>> Start Exercise materials

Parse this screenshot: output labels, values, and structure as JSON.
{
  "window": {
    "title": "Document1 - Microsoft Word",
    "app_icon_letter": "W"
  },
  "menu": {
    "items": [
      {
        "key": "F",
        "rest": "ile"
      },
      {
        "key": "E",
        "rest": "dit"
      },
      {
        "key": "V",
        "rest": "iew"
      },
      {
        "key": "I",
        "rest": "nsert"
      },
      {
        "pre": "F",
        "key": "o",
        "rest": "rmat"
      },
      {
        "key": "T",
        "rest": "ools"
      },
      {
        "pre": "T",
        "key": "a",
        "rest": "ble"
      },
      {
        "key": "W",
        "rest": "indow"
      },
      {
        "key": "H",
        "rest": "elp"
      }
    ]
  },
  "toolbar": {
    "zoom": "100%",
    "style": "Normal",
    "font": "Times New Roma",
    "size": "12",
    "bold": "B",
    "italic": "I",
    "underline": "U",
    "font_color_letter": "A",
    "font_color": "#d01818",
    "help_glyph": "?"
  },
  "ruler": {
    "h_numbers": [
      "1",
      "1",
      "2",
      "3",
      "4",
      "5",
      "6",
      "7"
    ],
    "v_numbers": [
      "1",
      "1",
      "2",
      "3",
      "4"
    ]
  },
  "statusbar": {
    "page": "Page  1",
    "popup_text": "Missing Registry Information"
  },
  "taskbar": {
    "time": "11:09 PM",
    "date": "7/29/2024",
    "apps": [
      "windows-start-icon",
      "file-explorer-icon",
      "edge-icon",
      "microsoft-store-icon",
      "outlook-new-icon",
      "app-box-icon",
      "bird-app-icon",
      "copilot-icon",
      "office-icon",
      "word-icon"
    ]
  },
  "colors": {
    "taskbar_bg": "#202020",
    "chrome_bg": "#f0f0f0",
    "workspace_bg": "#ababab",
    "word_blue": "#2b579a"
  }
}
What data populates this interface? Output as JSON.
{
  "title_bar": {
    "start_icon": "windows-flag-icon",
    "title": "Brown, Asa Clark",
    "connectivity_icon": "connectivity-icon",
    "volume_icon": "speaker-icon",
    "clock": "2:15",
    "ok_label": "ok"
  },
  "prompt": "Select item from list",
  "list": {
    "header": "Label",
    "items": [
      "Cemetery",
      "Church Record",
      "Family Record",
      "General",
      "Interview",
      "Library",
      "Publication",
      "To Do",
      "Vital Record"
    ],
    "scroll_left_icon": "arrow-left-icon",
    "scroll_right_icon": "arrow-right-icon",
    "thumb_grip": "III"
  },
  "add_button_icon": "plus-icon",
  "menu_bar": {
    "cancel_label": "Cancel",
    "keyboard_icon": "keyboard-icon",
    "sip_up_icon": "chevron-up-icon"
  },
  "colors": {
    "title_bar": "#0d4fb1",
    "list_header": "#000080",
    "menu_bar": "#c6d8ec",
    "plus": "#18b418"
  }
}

>> End Exercise materials
>> Start Exercise materials

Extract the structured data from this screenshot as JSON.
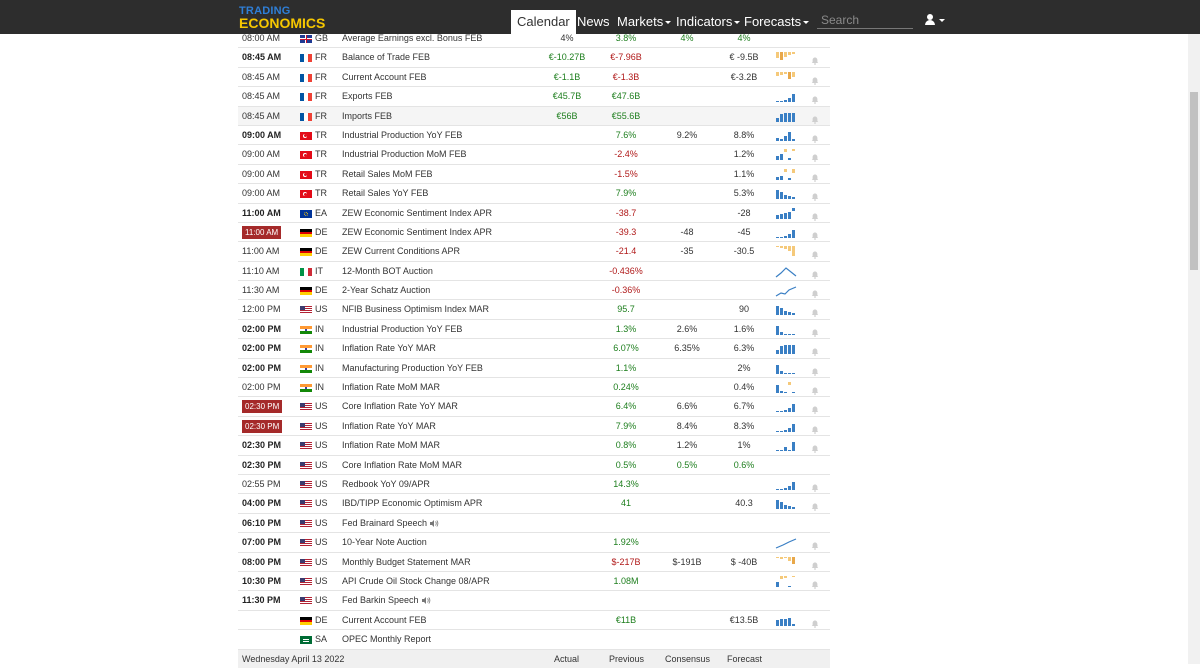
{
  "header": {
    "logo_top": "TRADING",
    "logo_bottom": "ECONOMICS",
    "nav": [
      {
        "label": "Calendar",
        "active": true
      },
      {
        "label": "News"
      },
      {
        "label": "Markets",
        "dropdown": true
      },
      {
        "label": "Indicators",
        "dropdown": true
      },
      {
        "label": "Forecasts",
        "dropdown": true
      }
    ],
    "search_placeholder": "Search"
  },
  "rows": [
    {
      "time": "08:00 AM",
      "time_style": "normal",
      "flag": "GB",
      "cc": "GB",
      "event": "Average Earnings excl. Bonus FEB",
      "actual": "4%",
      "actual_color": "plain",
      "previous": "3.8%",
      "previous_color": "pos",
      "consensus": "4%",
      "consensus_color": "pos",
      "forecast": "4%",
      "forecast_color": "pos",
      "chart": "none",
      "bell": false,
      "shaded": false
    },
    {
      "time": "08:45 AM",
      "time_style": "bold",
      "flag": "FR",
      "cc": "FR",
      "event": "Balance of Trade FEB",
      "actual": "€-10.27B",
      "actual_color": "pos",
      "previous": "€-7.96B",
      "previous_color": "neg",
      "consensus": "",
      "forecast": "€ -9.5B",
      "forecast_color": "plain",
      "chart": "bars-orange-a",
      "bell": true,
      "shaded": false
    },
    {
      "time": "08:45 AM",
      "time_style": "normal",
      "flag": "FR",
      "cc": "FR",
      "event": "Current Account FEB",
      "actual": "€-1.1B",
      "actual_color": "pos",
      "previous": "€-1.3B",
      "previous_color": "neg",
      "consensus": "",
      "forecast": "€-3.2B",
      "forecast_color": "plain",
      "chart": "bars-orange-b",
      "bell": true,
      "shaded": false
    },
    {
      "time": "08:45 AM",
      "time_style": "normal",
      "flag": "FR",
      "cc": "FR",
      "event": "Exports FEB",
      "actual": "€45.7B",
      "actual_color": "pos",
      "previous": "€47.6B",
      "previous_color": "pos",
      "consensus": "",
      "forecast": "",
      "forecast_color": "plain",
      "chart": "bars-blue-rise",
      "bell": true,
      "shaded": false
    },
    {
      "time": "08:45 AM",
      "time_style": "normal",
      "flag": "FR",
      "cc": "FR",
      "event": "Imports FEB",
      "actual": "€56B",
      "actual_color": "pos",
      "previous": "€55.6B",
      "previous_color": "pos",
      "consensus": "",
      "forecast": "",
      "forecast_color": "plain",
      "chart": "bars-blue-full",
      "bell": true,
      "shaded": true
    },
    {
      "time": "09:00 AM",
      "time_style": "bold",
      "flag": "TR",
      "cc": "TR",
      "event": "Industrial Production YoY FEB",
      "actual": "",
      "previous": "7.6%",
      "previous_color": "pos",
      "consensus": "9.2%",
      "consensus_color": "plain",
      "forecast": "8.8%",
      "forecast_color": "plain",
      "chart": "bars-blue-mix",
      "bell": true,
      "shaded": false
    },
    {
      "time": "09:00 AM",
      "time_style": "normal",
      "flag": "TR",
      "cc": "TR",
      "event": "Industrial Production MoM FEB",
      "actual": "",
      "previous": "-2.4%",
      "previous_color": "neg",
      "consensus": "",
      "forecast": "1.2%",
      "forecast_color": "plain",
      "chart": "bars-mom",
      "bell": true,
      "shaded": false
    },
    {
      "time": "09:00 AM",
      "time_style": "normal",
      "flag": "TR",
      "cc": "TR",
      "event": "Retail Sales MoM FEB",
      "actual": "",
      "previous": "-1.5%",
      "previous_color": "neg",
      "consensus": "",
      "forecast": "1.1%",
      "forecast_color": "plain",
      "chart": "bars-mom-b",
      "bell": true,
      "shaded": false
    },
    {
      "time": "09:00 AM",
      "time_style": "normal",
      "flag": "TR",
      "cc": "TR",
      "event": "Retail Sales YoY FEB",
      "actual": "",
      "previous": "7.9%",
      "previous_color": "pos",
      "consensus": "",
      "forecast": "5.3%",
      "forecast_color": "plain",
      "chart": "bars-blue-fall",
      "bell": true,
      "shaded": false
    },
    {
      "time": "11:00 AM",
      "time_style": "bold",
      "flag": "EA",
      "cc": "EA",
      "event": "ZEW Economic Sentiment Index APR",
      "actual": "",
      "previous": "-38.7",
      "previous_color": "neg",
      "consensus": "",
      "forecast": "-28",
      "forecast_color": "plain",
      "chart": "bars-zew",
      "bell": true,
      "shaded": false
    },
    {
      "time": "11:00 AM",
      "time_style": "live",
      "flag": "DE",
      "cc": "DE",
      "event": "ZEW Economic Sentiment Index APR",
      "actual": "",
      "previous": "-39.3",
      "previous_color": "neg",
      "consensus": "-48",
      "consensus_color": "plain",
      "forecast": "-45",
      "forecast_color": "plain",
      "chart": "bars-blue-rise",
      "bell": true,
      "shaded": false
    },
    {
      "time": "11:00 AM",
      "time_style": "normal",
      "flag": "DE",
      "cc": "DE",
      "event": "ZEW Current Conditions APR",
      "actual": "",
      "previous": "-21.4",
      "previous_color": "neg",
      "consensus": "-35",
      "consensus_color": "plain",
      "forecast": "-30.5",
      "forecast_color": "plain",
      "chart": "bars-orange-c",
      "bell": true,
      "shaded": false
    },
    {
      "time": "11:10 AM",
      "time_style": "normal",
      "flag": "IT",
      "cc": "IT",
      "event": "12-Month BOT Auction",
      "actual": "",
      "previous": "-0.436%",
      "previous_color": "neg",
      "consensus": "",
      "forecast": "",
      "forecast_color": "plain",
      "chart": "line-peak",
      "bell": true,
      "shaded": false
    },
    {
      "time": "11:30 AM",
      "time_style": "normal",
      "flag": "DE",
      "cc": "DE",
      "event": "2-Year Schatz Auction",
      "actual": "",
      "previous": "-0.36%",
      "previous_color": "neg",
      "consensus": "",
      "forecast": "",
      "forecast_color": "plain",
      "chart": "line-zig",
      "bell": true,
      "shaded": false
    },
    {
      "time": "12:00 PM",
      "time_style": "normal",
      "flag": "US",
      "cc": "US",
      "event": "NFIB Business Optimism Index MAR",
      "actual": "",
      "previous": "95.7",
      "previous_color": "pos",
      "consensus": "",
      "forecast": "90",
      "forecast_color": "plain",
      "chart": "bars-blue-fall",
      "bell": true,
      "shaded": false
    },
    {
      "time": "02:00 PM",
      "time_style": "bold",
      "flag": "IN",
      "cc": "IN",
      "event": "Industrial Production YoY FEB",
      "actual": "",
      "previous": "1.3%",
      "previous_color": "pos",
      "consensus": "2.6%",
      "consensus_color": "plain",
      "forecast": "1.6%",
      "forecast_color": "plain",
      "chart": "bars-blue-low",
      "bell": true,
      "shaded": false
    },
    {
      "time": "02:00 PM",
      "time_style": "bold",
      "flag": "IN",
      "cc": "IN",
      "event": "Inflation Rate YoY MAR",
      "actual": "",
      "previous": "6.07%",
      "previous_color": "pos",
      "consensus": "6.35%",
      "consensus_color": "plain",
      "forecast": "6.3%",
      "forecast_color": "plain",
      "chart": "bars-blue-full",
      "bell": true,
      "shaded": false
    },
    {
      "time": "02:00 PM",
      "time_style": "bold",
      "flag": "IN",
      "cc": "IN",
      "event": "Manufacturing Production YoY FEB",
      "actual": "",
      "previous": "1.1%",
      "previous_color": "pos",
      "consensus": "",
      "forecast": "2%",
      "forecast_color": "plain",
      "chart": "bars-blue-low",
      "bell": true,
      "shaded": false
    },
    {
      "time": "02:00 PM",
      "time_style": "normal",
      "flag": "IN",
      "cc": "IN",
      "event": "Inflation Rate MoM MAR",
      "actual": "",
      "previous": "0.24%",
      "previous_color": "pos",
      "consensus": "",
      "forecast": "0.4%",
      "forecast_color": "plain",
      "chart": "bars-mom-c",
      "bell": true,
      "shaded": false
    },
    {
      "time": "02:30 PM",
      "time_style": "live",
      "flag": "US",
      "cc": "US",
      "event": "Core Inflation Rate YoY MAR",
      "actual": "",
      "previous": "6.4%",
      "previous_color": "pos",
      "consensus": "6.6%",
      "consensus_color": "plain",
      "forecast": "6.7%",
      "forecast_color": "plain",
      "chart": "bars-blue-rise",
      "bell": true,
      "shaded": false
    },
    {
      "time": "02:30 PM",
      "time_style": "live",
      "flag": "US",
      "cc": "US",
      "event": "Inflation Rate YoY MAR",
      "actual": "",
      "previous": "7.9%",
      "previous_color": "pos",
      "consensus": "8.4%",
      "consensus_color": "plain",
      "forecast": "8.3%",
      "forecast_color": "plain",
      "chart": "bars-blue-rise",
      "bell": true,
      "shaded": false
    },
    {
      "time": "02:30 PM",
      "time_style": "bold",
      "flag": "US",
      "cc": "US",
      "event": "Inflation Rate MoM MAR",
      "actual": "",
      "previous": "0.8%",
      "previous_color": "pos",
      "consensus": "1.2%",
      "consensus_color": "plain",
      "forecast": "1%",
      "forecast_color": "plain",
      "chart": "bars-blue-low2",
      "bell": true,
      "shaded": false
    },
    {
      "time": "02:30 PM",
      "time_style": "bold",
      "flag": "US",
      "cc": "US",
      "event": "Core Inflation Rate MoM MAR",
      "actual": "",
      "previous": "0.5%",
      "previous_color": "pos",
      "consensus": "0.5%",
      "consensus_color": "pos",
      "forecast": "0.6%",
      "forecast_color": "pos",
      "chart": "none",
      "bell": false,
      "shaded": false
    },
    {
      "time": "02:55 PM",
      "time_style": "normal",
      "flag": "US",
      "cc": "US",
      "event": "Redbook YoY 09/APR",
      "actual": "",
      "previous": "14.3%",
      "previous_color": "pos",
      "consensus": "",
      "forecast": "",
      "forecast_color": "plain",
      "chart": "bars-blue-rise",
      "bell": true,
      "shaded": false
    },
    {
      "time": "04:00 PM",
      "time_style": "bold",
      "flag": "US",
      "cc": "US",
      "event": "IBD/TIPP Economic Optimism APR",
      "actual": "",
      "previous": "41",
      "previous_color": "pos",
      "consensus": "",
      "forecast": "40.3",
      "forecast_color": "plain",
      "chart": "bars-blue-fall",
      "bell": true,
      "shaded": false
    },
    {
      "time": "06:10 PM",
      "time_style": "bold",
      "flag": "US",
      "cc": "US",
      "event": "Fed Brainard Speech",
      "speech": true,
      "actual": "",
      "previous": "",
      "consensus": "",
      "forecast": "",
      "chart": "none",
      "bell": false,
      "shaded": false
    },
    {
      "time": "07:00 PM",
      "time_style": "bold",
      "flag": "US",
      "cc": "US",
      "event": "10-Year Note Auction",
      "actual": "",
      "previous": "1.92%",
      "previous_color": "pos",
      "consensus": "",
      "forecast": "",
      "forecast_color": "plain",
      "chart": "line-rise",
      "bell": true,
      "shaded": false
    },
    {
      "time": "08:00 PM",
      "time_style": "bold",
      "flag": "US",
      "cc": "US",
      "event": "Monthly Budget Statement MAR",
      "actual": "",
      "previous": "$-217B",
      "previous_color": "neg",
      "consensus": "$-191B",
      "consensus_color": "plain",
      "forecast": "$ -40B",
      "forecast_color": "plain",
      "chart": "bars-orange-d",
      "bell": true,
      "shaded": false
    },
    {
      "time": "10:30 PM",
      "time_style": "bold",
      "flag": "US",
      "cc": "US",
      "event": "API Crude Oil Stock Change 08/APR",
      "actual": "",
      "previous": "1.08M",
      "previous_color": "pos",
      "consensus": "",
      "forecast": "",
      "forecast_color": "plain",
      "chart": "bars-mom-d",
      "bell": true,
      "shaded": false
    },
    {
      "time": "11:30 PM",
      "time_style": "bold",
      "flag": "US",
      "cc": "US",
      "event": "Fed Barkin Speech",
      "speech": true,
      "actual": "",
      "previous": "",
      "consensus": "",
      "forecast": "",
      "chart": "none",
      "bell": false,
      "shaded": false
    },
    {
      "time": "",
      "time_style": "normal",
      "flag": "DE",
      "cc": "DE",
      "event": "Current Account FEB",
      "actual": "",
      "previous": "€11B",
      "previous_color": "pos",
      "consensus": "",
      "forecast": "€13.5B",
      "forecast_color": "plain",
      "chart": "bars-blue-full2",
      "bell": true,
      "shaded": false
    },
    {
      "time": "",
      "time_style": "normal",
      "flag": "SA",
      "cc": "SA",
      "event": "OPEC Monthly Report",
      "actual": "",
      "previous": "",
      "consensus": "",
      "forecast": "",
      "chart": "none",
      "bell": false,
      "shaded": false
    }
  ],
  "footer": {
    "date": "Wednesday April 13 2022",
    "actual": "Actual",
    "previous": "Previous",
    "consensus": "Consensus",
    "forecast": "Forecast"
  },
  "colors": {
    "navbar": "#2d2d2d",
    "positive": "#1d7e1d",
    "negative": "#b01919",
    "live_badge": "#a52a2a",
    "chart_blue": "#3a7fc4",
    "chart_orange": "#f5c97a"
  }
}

>> End Exercise materials

**Aim of the exercise**
Show all lines in the entries above where the string "from" appears.

**Finished exercise**
  "prompt": "Select item from list",
Extract the structured data from this screenshot as JSON.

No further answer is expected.